[Rows from a figure dataset]
++++++++++

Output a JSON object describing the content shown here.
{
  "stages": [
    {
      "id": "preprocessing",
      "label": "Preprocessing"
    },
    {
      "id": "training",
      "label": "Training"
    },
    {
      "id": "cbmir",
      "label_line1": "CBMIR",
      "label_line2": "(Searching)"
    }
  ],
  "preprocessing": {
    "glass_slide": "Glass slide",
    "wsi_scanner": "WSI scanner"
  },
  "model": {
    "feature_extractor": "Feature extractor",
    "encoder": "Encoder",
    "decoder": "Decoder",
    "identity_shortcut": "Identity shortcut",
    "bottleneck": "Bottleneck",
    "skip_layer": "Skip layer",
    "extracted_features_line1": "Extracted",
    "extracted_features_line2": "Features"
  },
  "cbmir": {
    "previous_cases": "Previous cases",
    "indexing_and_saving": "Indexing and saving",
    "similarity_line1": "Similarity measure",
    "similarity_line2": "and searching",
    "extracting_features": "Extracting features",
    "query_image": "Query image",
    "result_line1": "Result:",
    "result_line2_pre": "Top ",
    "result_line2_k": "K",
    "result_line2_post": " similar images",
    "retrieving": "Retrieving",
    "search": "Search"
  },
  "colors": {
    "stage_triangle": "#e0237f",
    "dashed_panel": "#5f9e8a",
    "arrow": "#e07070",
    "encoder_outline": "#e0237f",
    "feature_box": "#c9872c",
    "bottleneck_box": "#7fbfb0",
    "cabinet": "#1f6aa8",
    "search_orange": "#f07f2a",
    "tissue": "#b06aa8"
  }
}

++++++++++

# [EXERCISE]
Repeat the records exactly, including every line.

# [RIGHT ANSWER]
Output a JSON object describing the content shown here.
{
  "stages": [
    {
      "id": "preprocessing",
      "label": "Preprocessing"
    },
    {
      "id": "training",
      "label": "Training"
    },
    {
      "id": "cbmir",
      "label_line1": "CBMIR",
      "label_line2": "(Searching)"
    }
  ],
  "preprocessing": {
    "glass_slide": "Glass slide",
    "wsi_scanner": "WSI scanner"
  },
  "model": {
    "feature_extractor": "Feature extractor",
    "encoder": "Encoder",
    "decoder": "Decoder",
    "identity_shortcut": "Identity shortcut",
    "bottleneck": "Bottleneck",
    "skip_layer": "Skip layer",
    "extracted_features_line1": "Extracted",
    "extracted_features_line2": "Features"
  },
  "cbmir": {
    "previous_cases": "Previous cases",
    "indexing_and_saving": "Indexing and saving",
    "similarity_line1": "Similarity measure",
    "similarity_line2": "and searching",
    "extracting_features": "Extracting features",
    "query_image": "Query image",
    "result_line1": "Result:",
    "result_line2_pre": "Top ",
    "result_line2_k": "K",
    "result_line2_post": " similar images",
    "retrieving": "Retrieving",
    "search": "Search"
  },
  "colors": {
    "stage_triangle": "#e0237f",
    "dashed_panel": "#5f9e8a",
    "arrow": "#e07070",
    "encoder_outline": "#e0237f",
    "feature_box": "#c9872c",
    "bottleneck_box": "#7fbfb0",
    "cabinet": "#1f6aa8",
    "search_orange": "#f07f2a",
    "tissue": "#b06aa8"
  }
}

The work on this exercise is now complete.